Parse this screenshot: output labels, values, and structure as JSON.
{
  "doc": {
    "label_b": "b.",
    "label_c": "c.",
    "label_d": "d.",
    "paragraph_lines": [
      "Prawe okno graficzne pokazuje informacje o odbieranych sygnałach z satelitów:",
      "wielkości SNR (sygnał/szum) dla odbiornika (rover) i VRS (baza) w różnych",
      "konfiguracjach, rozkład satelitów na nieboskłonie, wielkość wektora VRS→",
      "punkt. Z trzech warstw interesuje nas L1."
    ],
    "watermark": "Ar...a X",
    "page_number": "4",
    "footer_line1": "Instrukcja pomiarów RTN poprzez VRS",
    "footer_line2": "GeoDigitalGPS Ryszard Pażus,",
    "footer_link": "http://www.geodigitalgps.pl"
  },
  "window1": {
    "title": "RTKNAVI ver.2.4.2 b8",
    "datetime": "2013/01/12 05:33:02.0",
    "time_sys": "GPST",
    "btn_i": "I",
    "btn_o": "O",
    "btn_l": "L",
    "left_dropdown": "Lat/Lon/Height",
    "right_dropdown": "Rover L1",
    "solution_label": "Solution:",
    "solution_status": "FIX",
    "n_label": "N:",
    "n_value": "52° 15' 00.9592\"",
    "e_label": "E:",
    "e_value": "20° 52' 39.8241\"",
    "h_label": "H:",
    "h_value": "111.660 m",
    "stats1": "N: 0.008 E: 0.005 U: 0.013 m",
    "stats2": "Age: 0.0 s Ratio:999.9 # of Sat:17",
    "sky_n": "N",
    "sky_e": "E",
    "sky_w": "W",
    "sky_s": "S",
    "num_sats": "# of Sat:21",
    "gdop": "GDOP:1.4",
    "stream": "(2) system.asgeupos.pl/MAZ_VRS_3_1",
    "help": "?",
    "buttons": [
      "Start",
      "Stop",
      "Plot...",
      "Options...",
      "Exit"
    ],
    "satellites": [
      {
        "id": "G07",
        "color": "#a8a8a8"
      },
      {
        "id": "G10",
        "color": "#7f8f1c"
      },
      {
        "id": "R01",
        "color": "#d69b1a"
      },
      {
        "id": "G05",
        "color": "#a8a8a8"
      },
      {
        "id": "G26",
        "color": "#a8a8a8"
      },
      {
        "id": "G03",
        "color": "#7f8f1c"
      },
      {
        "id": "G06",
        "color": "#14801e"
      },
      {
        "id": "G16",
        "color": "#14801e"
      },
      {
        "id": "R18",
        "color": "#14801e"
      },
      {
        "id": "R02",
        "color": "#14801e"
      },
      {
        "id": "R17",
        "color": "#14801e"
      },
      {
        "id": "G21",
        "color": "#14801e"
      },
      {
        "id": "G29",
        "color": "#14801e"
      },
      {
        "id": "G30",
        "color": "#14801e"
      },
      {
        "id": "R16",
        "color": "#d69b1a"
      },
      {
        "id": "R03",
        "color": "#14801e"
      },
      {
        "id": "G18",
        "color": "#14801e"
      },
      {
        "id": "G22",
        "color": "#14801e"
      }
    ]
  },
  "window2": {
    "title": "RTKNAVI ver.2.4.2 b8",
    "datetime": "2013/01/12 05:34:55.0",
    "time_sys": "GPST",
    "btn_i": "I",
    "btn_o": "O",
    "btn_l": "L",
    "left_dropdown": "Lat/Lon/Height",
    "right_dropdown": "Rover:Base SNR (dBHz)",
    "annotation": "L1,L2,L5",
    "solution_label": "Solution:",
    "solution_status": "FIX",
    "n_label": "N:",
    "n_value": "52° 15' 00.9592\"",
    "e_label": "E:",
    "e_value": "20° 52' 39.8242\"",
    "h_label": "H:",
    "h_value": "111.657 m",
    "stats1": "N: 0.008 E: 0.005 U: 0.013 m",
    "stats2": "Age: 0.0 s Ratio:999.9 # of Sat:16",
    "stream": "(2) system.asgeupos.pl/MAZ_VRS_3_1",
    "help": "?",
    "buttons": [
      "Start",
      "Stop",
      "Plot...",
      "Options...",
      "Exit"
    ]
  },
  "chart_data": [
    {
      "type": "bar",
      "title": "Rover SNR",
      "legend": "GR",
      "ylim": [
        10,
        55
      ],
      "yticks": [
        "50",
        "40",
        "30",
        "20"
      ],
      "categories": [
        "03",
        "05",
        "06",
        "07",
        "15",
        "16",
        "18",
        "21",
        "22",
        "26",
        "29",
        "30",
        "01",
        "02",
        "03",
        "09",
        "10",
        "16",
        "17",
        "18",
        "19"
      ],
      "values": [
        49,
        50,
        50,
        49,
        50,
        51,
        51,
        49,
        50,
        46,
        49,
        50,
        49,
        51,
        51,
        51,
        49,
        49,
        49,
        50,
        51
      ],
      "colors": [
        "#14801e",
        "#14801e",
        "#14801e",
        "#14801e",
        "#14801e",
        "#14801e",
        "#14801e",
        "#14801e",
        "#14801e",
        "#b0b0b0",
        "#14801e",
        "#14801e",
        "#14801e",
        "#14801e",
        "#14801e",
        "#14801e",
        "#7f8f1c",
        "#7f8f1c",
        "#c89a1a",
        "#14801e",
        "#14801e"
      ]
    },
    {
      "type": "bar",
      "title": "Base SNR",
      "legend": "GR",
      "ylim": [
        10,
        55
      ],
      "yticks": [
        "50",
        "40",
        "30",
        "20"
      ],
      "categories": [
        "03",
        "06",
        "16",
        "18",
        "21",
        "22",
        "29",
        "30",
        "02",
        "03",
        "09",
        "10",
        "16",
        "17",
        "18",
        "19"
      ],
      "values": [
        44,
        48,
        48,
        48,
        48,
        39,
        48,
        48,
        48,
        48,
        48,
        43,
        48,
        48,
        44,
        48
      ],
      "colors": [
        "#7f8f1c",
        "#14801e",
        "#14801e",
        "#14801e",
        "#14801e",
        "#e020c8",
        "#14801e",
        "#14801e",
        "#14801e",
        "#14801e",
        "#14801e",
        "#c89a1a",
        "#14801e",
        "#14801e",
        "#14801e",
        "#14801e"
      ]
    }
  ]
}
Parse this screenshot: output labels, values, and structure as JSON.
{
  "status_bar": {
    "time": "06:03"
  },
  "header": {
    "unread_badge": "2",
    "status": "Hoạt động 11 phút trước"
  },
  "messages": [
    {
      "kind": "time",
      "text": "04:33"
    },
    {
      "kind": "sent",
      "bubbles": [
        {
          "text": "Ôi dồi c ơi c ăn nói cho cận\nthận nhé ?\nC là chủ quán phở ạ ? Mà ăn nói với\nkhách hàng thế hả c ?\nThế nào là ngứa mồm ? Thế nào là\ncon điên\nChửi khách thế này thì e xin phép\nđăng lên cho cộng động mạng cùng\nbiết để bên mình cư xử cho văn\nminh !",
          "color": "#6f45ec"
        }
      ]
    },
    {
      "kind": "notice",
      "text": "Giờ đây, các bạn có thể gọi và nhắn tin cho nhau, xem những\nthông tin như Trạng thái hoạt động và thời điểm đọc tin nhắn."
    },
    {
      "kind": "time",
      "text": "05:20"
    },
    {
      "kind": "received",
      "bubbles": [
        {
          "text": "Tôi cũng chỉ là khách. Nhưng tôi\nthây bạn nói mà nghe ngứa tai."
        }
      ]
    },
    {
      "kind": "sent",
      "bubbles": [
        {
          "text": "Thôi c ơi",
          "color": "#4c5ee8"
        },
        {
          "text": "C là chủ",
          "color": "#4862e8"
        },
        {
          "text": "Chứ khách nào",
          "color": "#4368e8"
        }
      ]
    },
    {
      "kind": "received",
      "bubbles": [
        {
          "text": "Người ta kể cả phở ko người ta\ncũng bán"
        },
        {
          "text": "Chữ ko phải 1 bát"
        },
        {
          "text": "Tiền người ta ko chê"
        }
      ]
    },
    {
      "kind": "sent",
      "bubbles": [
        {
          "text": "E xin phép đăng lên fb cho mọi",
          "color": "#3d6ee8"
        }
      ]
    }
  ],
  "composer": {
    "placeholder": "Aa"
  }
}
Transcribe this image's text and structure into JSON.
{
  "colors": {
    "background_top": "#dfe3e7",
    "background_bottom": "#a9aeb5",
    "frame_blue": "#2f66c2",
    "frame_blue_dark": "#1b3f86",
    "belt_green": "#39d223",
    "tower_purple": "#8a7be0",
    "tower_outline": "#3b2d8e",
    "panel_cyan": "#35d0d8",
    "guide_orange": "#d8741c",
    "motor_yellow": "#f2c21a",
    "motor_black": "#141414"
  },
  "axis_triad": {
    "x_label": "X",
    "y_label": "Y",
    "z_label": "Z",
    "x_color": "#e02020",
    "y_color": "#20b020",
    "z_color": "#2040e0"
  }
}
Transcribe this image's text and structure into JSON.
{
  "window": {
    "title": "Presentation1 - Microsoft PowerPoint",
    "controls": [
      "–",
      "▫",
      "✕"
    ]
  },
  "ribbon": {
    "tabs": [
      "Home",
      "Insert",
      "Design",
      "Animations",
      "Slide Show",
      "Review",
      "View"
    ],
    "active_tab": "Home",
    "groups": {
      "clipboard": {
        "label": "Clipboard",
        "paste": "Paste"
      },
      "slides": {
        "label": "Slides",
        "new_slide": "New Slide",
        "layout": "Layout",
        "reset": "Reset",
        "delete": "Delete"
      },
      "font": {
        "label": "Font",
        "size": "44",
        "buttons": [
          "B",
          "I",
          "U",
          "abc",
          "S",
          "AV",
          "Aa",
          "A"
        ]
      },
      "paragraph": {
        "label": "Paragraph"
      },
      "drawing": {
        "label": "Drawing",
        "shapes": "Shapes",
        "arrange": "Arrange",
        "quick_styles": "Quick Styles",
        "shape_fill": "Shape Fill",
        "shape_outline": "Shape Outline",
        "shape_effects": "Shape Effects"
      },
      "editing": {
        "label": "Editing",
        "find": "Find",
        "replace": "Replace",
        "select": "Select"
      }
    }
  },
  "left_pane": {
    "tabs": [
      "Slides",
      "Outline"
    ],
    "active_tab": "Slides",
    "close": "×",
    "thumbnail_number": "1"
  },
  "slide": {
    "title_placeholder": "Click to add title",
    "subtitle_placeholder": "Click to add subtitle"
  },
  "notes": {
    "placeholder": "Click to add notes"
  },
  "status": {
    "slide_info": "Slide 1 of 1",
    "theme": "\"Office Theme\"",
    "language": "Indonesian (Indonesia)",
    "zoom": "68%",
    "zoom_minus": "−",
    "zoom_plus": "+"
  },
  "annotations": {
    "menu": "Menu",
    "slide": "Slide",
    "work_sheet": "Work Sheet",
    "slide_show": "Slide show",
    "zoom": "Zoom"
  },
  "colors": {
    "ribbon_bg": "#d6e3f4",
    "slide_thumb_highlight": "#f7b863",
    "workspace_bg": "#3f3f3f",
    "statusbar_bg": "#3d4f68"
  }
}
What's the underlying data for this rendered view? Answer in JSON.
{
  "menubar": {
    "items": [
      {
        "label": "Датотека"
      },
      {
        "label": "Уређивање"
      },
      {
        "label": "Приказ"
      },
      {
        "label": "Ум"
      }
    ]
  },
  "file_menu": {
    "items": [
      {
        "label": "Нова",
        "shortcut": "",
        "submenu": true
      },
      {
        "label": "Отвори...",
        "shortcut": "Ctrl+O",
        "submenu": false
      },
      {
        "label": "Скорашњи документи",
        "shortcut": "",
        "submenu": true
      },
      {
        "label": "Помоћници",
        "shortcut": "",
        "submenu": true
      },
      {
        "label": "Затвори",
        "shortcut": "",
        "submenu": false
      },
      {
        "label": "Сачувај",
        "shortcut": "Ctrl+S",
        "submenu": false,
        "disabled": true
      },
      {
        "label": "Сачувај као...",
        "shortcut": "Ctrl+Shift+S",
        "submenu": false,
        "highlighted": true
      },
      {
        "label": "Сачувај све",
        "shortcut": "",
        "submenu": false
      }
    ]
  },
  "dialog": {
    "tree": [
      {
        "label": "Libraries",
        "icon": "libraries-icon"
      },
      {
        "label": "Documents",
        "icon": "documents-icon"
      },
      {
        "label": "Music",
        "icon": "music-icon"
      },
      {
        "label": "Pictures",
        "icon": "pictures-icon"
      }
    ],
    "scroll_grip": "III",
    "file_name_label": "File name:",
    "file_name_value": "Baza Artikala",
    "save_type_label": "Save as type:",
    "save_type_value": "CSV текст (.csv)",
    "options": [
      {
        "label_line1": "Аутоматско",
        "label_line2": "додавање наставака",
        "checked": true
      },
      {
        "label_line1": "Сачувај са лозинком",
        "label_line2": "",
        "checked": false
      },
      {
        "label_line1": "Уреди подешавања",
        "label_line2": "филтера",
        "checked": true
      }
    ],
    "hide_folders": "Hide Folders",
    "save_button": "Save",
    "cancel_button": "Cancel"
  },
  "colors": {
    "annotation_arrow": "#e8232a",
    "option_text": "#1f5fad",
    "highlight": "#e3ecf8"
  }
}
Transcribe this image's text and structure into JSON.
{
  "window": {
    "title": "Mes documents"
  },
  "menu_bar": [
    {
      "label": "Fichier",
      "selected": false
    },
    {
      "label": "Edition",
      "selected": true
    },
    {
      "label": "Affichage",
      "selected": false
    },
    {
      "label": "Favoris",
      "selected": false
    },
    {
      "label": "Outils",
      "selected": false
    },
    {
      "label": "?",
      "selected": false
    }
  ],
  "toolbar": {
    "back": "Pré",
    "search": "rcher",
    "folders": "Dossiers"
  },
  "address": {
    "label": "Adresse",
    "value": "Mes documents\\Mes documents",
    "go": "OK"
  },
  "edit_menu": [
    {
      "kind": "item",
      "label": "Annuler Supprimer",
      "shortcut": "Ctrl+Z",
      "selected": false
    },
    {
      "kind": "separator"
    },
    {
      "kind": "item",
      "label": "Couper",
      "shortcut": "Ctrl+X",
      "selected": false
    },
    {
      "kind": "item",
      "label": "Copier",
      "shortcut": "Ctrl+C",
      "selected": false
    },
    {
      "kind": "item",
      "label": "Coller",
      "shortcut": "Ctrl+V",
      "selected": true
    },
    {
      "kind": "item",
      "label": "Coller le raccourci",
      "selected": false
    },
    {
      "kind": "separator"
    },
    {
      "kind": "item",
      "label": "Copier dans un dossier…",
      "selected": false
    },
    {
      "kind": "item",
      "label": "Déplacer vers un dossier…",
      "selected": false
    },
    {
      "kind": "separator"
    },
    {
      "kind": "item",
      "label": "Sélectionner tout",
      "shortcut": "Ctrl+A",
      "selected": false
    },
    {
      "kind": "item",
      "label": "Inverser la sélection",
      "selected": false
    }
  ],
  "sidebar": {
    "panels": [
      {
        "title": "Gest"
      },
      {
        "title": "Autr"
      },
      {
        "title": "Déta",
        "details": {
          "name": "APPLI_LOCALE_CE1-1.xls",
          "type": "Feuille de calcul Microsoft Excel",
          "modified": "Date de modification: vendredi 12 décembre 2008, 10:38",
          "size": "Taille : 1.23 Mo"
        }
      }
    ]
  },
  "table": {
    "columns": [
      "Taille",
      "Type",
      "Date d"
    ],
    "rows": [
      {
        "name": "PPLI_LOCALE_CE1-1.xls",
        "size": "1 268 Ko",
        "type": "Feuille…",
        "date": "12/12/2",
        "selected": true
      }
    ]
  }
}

▬▬▬

- WHAT NEEDS TO BE DONE -
Locate all lines holding the word "Feuille", then copy them out.

- WRITTEN SOLUTION -
          "type": "Feuille de calcul Microsoft Excel",
        "type": "Feuille…",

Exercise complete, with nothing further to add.